Text
While absolute poverty, narrowly defined, may have been abolished, some 600 million Chinese are struggling to get by on a daily basis on a monthly income of less than Rmb1,000 or about $US155, while the country is now home to more dollar billionaires than the United States.
China has drawn the line for absolute poverty at $2.30 a day adjusted for inflation and claims to have lifted the income of 100 million rural residents above that level since Xi came to office in 2012. The World Bank, however, sets a higher poverty line of $5.50 a day for upper-middle-income countries like China. On this basis, a quarter of China’s population is in poverty.
The focus on rural poverty highlights the gulf between urban and rural areas where some 40 percent of China’s population reside. Figures published in the Australian Financial Review in September show that by 1997, urban household incomes were on average 83 percent higher than those of rural households. This rose to 167 percent in 2009, declining to 132 percent in 2019—still more than double the rural average.
China’s official Gini coefficient has risen sharply since Deng’s “opening up” in 1978 from about 0.31 to 0.4 in 1997 and a high of 0.49 in 2008 before falling slightly to 0.47 in 2020. Any figure over 0.4 is regarded by the United Nations as indicating large inequality, while China’s leaders have themselves declared that level is potentially destabilising.

[Data items]
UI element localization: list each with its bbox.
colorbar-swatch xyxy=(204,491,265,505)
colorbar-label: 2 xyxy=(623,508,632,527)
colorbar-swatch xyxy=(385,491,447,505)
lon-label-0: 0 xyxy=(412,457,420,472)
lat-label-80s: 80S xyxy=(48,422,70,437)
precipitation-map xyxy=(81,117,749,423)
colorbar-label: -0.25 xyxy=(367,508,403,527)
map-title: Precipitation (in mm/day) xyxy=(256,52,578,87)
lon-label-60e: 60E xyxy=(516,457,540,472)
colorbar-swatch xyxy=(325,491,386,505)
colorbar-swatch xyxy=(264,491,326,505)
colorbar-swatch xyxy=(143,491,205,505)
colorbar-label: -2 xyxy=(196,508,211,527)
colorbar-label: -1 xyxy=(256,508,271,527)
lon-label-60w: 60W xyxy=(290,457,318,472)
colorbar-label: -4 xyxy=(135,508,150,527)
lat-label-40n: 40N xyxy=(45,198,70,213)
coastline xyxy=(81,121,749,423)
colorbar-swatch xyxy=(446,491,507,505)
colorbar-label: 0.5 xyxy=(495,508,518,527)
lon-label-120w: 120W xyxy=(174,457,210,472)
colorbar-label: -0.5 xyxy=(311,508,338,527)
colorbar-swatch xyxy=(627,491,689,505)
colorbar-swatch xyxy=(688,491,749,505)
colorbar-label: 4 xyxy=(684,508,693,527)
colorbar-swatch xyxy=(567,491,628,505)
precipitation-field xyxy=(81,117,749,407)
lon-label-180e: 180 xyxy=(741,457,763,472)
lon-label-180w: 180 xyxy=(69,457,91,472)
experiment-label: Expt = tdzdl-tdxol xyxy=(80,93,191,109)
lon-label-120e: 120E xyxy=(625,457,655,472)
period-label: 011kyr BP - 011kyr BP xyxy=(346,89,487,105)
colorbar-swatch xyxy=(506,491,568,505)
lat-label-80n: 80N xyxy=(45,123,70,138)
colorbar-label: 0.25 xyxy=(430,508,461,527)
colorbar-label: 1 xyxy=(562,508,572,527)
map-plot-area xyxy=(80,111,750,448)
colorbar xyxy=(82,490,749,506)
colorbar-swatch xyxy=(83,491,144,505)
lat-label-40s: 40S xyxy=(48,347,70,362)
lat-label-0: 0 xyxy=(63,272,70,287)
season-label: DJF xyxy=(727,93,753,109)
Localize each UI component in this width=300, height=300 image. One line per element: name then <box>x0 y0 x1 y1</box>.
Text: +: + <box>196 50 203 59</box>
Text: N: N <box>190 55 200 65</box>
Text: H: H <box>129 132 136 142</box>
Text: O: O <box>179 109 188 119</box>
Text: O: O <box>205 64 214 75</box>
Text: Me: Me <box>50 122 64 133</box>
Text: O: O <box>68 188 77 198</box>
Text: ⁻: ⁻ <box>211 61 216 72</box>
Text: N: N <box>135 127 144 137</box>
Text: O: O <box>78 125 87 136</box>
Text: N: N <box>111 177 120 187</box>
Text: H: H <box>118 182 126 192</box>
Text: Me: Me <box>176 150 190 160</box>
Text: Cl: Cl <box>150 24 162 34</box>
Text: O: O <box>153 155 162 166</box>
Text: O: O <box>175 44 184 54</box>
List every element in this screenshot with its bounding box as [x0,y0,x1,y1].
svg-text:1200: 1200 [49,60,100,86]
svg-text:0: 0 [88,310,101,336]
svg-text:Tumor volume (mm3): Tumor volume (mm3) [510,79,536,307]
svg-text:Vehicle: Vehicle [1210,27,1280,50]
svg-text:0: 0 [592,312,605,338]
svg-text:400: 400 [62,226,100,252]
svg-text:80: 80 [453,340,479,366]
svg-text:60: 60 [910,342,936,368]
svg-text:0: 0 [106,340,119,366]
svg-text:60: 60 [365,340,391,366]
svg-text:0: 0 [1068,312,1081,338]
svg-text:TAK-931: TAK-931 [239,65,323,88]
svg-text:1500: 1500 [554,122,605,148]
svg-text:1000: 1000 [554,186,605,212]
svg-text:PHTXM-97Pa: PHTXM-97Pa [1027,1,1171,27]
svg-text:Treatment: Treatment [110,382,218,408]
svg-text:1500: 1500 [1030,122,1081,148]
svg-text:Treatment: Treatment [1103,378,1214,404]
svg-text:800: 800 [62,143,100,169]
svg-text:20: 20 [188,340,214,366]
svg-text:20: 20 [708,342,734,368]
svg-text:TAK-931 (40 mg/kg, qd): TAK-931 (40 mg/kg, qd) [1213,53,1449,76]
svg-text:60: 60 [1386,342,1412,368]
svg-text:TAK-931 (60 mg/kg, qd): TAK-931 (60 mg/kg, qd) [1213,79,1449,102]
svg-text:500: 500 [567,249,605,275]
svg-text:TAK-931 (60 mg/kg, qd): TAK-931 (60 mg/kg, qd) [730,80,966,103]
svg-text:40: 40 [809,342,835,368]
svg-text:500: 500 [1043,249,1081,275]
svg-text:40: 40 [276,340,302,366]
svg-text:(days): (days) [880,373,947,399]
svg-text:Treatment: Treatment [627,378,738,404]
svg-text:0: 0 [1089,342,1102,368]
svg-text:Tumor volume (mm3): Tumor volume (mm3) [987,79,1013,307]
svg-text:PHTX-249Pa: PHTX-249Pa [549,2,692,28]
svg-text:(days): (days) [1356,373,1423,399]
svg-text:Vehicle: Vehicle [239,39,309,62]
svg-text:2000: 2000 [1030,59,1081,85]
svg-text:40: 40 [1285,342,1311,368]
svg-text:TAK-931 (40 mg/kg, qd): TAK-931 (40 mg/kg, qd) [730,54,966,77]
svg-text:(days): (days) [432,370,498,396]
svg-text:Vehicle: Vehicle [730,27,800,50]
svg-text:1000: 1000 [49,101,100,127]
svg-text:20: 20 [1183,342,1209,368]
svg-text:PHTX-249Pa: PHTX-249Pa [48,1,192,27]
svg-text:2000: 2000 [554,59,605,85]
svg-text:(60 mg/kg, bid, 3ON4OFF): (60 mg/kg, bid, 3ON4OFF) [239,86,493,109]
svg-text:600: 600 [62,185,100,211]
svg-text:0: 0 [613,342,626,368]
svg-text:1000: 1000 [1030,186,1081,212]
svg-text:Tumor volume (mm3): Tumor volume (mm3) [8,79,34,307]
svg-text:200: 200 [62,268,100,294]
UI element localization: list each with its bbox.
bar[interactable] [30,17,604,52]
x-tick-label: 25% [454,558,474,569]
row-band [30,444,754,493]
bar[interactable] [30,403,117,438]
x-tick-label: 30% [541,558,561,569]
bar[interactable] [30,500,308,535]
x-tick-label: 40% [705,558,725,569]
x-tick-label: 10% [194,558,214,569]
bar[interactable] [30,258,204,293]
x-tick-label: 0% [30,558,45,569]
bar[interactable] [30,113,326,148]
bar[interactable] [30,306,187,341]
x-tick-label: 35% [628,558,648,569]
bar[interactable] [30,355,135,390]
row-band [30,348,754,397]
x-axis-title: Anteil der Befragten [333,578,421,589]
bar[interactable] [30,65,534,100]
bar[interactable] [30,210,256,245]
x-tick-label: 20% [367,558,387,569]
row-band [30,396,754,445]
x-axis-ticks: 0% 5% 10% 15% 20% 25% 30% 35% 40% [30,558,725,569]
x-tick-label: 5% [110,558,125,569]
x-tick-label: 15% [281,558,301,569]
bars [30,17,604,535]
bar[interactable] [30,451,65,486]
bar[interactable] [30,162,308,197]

Exercise details
Rewrite the passage on poverty in China from "China’s official Gini" up to and including "is potentially destabilising.", switching "United Nations" for "UN".

Completed exercise
China’s official Gini coefficient has risen sharply since Deng’s “opening up” in 1978 from about 0.31 to 0.4 in 1997 and a high of 0.49 in 2008 before falling slightly to 0.47 in 2020. Any figure over 0.4 is regarded by the UN as indicating large inequality, while China’s leaders have themselves declared that level is potentially destabilising.